| What to do |
Using the entries that follow, collect the lines where the word "ναυμαχίαν" appears.
—————
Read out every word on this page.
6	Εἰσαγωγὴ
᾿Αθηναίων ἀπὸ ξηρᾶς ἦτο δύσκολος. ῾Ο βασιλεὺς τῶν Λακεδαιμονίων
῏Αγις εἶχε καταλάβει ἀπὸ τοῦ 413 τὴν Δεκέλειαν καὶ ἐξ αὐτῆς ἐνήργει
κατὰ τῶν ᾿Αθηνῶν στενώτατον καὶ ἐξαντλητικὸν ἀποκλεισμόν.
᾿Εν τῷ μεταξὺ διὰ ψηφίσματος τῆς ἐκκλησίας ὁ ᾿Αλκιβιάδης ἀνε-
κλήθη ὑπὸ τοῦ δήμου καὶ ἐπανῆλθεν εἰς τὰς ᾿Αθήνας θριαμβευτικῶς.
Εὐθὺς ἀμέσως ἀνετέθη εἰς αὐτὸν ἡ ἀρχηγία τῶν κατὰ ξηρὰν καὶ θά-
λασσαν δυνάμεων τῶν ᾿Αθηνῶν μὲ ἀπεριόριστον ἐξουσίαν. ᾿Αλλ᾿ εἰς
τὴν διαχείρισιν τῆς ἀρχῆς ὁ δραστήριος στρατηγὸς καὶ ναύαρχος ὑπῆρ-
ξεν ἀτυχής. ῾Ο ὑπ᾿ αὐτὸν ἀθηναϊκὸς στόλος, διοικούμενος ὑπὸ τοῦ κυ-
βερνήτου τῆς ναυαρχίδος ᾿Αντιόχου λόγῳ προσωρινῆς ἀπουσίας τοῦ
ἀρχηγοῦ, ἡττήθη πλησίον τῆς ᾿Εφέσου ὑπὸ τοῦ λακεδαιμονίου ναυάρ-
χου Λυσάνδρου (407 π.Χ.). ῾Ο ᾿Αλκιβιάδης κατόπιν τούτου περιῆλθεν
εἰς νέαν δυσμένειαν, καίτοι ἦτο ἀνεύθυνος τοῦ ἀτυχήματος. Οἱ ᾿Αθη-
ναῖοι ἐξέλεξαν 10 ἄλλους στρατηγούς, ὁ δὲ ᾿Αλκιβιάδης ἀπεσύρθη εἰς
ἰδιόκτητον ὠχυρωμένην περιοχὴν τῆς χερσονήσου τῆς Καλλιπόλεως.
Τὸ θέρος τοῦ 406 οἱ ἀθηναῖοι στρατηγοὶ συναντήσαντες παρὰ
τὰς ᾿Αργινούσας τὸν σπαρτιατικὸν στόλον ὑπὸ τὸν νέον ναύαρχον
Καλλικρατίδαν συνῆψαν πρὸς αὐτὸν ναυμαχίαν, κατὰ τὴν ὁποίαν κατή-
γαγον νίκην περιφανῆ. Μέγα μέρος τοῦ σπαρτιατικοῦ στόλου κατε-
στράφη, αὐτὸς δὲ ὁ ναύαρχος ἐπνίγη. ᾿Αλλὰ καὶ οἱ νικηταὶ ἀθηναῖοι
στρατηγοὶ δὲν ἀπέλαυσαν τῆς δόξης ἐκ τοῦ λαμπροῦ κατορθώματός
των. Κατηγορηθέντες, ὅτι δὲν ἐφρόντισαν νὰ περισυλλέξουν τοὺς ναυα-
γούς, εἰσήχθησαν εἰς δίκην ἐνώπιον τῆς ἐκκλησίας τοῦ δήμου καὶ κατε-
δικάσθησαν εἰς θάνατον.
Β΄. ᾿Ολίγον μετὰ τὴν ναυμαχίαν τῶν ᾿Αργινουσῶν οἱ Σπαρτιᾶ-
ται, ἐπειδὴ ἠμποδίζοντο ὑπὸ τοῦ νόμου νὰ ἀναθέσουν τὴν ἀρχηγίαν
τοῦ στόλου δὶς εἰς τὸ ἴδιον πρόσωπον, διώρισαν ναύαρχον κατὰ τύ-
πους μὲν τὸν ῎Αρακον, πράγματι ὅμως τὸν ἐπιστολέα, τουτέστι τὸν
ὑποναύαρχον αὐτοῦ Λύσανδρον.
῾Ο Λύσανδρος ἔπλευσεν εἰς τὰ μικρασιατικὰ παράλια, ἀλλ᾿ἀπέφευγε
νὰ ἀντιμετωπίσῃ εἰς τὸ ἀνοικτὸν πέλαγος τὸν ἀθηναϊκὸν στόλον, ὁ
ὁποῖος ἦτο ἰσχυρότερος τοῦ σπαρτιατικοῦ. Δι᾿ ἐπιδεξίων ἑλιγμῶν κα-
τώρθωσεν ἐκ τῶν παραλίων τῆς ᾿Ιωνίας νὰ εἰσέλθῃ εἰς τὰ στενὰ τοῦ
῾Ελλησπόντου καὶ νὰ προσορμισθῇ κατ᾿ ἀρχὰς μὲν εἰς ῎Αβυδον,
—————
| Response to this exercise |
Καλλικρατίδαν συνῆψαν πρὸς αὐτὸν ναυμαχίαν, κατὰ τὴν ὁποίαν κατή-
Β΄. ᾿Ολίγον μετὰ τὴν ναυμαχίαν τῶν ᾿Αργινουσῶν οἱ Σπαρτιᾶ-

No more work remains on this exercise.